What to produce>
List each line of the data below that contains the word "kierownik", and copy every such line in full.

Supplied entries>
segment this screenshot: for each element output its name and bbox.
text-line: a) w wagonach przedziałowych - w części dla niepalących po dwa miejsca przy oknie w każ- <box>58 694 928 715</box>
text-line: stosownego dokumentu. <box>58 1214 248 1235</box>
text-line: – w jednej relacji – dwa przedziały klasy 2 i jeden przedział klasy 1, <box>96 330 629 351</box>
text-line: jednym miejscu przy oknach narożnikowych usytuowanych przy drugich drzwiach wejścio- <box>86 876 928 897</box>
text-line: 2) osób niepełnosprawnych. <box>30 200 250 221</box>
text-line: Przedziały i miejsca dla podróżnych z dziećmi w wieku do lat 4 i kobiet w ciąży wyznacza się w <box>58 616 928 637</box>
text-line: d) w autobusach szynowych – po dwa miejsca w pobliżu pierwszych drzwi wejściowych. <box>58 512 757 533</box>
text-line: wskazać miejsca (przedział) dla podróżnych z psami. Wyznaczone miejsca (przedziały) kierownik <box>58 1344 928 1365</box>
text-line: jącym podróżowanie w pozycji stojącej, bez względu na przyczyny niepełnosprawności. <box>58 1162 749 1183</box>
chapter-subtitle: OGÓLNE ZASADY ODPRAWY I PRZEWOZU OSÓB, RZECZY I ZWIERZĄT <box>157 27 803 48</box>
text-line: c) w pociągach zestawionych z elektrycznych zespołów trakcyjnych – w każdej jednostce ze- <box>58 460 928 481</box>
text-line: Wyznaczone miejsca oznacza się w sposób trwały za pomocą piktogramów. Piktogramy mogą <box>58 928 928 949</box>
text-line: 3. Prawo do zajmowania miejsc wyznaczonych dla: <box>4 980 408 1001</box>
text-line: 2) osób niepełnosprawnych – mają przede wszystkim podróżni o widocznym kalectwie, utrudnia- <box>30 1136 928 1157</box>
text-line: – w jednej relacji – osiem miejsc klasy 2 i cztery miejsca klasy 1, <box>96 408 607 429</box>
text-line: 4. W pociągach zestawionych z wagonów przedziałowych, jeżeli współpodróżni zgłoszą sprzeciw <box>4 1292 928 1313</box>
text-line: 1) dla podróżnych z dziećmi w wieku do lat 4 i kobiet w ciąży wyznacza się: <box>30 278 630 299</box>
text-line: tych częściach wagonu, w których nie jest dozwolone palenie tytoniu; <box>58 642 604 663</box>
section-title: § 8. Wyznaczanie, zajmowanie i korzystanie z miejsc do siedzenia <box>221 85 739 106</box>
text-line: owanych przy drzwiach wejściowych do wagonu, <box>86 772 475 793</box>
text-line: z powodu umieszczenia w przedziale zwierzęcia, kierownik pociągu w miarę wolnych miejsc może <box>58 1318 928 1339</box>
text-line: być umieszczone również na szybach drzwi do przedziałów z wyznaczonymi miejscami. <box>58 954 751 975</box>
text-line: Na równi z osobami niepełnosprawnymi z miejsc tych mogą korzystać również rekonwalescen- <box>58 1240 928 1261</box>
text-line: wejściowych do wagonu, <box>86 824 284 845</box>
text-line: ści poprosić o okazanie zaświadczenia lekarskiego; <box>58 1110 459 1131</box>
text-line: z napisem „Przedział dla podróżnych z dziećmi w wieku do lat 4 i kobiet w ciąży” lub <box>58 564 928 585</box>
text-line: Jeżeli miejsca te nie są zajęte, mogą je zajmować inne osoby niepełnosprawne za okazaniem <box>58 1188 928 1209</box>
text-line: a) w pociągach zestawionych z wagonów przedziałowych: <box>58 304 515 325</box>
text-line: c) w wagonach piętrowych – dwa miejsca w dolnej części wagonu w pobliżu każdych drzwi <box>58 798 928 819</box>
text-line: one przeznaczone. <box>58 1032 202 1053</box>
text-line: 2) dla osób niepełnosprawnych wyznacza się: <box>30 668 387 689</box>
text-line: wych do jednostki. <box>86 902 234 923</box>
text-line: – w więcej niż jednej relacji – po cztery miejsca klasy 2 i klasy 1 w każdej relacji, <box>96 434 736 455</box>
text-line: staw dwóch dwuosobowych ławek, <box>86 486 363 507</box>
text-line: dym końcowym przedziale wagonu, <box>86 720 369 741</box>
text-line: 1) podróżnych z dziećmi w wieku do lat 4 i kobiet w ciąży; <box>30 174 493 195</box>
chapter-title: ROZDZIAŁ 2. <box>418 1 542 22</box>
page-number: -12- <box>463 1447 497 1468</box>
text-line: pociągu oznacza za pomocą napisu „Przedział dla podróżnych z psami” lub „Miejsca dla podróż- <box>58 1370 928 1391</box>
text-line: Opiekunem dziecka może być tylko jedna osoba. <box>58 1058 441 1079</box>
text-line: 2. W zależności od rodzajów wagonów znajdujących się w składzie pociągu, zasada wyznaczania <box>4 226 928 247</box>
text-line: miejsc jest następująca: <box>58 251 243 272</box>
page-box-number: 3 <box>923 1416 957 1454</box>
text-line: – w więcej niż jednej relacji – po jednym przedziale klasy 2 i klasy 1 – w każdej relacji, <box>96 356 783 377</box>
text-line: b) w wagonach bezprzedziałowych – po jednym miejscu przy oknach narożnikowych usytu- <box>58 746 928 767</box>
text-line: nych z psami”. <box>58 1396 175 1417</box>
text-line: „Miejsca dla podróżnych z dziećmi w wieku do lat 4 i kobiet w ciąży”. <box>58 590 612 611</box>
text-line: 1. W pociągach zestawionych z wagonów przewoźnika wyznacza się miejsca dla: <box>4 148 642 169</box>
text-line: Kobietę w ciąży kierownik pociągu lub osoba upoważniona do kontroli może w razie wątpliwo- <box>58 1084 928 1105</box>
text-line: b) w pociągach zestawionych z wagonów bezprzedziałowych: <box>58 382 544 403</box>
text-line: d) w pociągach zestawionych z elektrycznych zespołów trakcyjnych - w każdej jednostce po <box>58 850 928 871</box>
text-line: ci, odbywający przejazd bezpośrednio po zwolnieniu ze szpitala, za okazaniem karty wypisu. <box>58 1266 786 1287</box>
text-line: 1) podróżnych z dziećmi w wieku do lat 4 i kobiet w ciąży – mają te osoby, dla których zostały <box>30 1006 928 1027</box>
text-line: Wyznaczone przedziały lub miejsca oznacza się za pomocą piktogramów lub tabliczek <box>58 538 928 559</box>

Exercise answer>
text-line: wskazać miejsca (przedział) dla podróżnych z psami. Wyznaczone miejsca (przedziały) kierownik <box>58 1344 928 1365</box>
text-line: z powodu umieszczenia w przedziale zwierzęcia, kierownik pociągu w miarę wolnych miejsc może <box>58 1318 928 1339</box>
text-line: Kobietę w ciąży kierownik pociągu lub osoba upoważniona do kontroli może w razie wątpliwo- <box>58 1084 928 1105</box>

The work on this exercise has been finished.